All lines in the data bearing the string "客服主管" should be identified and copied.

** Start of Data entries **

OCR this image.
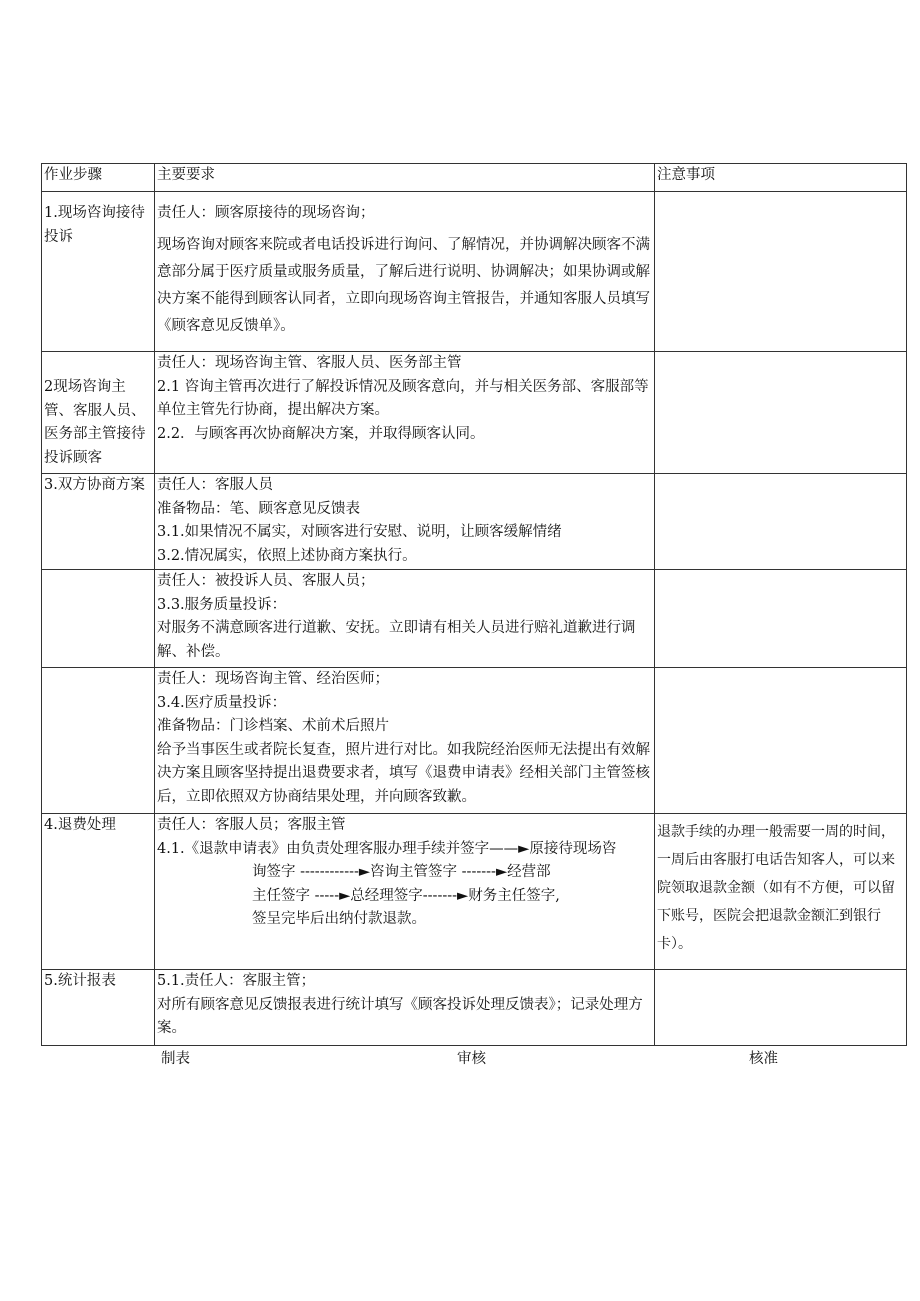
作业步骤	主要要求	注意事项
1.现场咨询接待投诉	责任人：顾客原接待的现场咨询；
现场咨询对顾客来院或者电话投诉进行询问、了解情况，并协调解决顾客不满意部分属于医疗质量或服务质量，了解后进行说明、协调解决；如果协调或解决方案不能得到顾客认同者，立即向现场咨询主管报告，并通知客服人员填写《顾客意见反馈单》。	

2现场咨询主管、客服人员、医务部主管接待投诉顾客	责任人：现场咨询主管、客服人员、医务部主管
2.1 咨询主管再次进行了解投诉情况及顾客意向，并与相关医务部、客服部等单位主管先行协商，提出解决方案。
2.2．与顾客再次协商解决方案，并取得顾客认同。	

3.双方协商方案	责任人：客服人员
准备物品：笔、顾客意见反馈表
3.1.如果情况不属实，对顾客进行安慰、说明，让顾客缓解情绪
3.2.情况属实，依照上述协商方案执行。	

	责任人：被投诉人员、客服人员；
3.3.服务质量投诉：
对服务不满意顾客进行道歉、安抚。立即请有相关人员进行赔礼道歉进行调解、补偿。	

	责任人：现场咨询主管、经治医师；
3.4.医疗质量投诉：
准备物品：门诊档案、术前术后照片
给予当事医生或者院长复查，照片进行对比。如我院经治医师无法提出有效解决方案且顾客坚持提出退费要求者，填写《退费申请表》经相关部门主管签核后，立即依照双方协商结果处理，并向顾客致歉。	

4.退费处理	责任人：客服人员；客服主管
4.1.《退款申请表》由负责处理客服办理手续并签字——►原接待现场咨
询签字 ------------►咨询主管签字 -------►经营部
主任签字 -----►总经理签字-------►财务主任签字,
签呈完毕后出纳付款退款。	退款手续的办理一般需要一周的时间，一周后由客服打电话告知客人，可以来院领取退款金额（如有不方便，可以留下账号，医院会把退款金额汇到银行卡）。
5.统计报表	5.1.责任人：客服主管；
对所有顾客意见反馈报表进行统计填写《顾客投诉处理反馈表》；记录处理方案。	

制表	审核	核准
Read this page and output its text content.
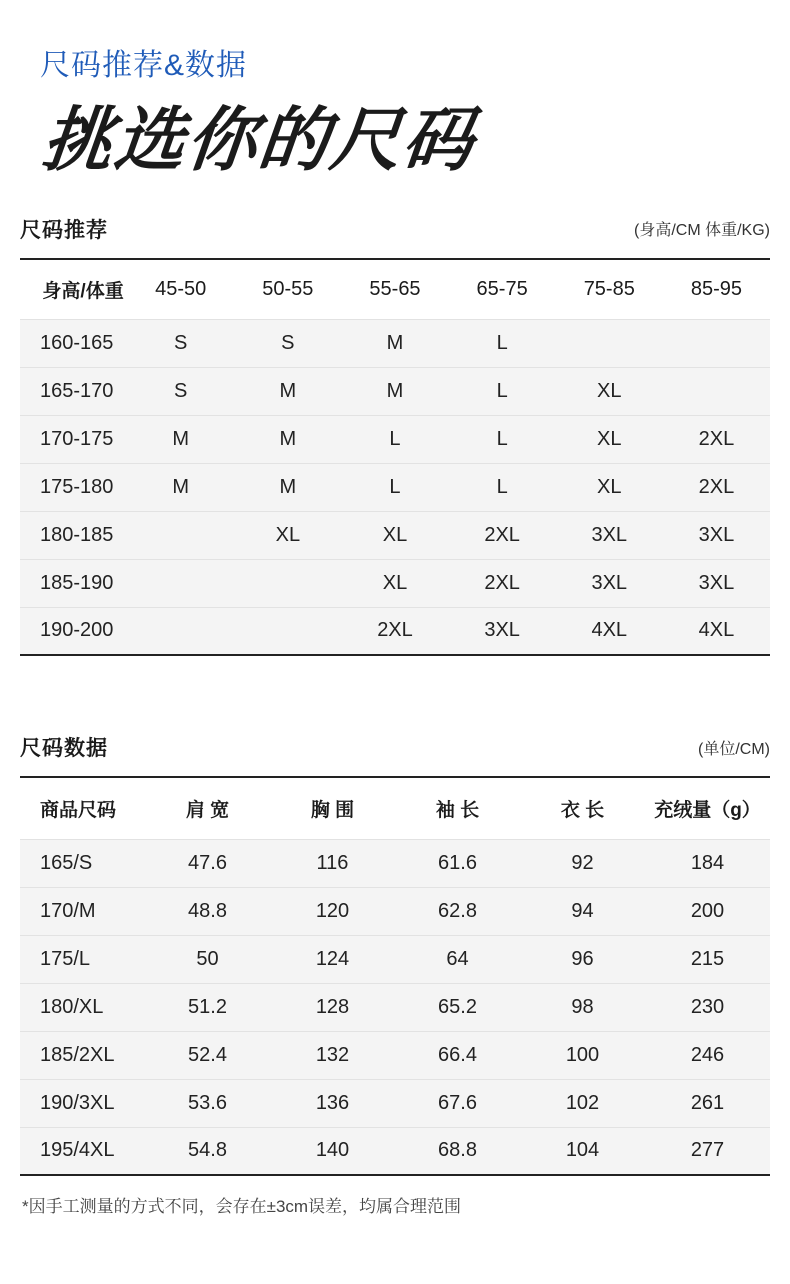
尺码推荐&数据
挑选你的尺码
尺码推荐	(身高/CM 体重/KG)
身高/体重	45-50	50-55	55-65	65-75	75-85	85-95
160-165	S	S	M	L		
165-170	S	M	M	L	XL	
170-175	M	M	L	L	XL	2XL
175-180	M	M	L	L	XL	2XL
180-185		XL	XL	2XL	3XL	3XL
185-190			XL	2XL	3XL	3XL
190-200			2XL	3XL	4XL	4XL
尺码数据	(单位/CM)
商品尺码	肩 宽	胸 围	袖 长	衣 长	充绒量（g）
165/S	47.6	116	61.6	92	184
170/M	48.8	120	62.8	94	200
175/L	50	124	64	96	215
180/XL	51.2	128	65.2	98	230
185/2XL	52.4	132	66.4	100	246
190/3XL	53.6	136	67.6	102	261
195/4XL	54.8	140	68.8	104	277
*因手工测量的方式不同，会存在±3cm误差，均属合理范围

** End of Data entries **

Output of the exercise:
4.退费处理	责任人：客服人员；客服主管
5.统计报表	5.1.责任人：客服主管；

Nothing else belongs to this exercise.